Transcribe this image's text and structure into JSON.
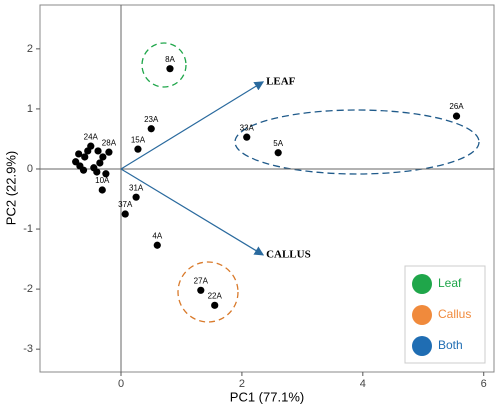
{
  "chart_data": {
    "type": "scatter",
    "x_label": "PC1 (77.1%)",
    "y_label": "PC2 (22.9%)",
    "xlim": [
      -1.34,
      6.17
    ],
    "ylim": [
      -3.38,
      2.73
    ],
    "xticks": [
      0,
      2,
      4,
      6
    ],
    "yticks": [
      -3,
      -2,
      -1,
      0,
      1,
      2
    ],
    "series": [
      {
        "color": "#000000",
        "x": [
          0.81,
          5.55,
          2.08,
          2.6,
          0.5,
          0.28,
          -0.2,
          0.25,
          0.07,
          0.6,
          1.32,
          1.55,
          -0.31,
          -0.5,
          -0.75,
          -0.68,
          -0.6,
          -0.55,
          -0.45,
          -0.4,
          -0.35,
          -0.3,
          -0.25,
          -0.62,
          -0.7,
          -0.38
        ],
        "values": [
          1.67,
          0.88,
          0.53,
          0.27,
          0.67,
          0.33,
          0.28,
          -0.47,
          -0.75,
          -1.27,
          -2.02,
          -2.27,
          -0.35,
          0.38,
          0.12,
          0.05,
          0.2,
          0.3,
          0.02,
          -0.05,
          0.1,
          0.2,
          -0.08,
          -0.02,
          0.25,
          0.3
        ],
        "labels": [
          "8A",
          "26A",
          "33A",
          "5A",
          "23A",
          "15A",
          "28A",
          "31A",
          "37A",
          "4A",
          "27A",
          "22A",
          "10A",
          "24A",
          null,
          null,
          null,
          null,
          null,
          null,
          null,
          null,
          null,
          null,
          null,
          null
        ]
      }
    ],
    "loadings": [
      {
        "label": "LEAF",
        "x": 2.35,
        "y": 1.45
      },
      {
        "label": "CALLUS",
        "x": 2.35,
        "y": -1.43
      }
    ],
    "arrow_color": "#2a6a9e",
    "legend": [
      {
        "label": "Leaf",
        "color": "#1fa64a"
      },
      {
        "label": "Callus",
        "color": "#f08a3c"
      },
      {
        "label": "Both",
        "color": "#1f6db3"
      }
    ]
  }
}
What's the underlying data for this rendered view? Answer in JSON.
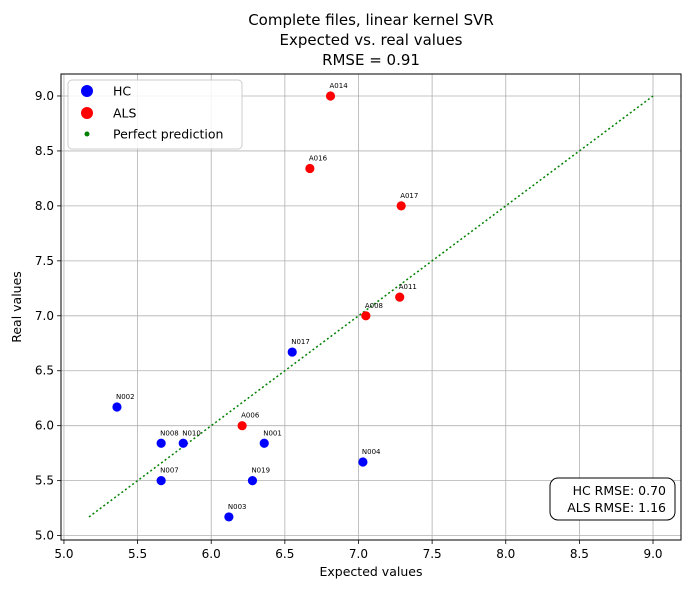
{
  "chart_data": {
    "type": "scatter",
    "title": [
      "Complete files, linear kernel SVR",
      "Expected vs. real values",
      "RMSE = 0.91"
    ],
    "xlabel": "Expected values",
    "ylabel": "Real values",
    "xlim": [
      4.98,
      9.19
    ],
    "ylim": [
      4.96,
      9.2
    ],
    "xticks": [
      5.0,
      5.5,
      6.0,
      6.5,
      7.0,
      7.5,
      8.0,
      8.5,
      9.0
    ],
    "yticks": [
      5.0,
      5.5,
      6.0,
      6.5,
      7.0,
      7.5,
      8.0,
      8.5,
      9.0
    ],
    "tick_labels_x": [
      "5.0",
      "5.5",
      "6.0",
      "6.5",
      "7.0",
      "7.5",
      "8.0",
      "8.5",
      "9.0"
    ],
    "tick_labels_y": [
      "5.0",
      "5.5",
      "6.0",
      "6.5",
      "7.0",
      "7.5",
      "8.0",
      "8.5",
      "9.0"
    ],
    "grid": true,
    "legend_position": "top-left",
    "legend": [
      {
        "label": "HC",
        "marker": "circle",
        "color": "#0000ff"
      },
      {
        "label": "ALS",
        "marker": "circle",
        "color": "#ff0000"
      },
      {
        "label": "Perfect prediction",
        "marker": "dot",
        "color": "#008000"
      }
    ],
    "series": [
      {
        "name": "HC",
        "color": "#0000ff",
        "points": [
          {
            "label": "N002",
            "x": 5.36,
            "y": 6.17
          },
          {
            "label": "N008",
            "x": 5.66,
            "y": 5.84
          },
          {
            "label": "N010",
            "x": 5.81,
            "y": 5.84
          },
          {
            "label": "N007",
            "x": 5.66,
            "y": 5.5
          },
          {
            "label": "N003",
            "x": 6.12,
            "y": 5.17
          },
          {
            "label": "N019",
            "x": 6.28,
            "y": 5.5
          },
          {
            "label": "N001",
            "x": 6.36,
            "y": 5.84
          },
          {
            "label": "N017",
            "x": 6.55,
            "y": 6.67
          },
          {
            "label": "N004",
            "x": 7.03,
            "y": 5.67
          }
        ]
      },
      {
        "name": "ALS",
        "color": "#ff0000",
        "points": [
          {
            "label": "A014",
            "x": 6.81,
            "y": 9.0
          },
          {
            "label": "A016",
            "x": 6.67,
            "y": 8.34
          },
          {
            "label": "A017",
            "x": 7.29,
            "y": 8.0
          },
          {
            "label": "A011",
            "x": 7.28,
            "y": 7.17
          },
          {
            "label": "A008",
            "x": 7.05,
            "y": 7.0
          },
          {
            "label": "A006",
            "x": 6.21,
            "y": 6.0
          }
        ]
      },
      {
        "name": "Perfect prediction",
        "color": "#008000",
        "style": "dotted",
        "line": [
          [
            5.17,
            5.17
          ],
          [
            9.0,
            9.0
          ]
        ]
      }
    ],
    "annotation": [
      "HC RMSE: 0.70",
      "ALS RMSE: 1.16"
    ]
  }
}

### Aim of the task
Every line of the listing that holds "name" should be found and copied.

### Completed exercise
        "name": "HC",
        "name": "ALS",
        "name": "Perfect prediction",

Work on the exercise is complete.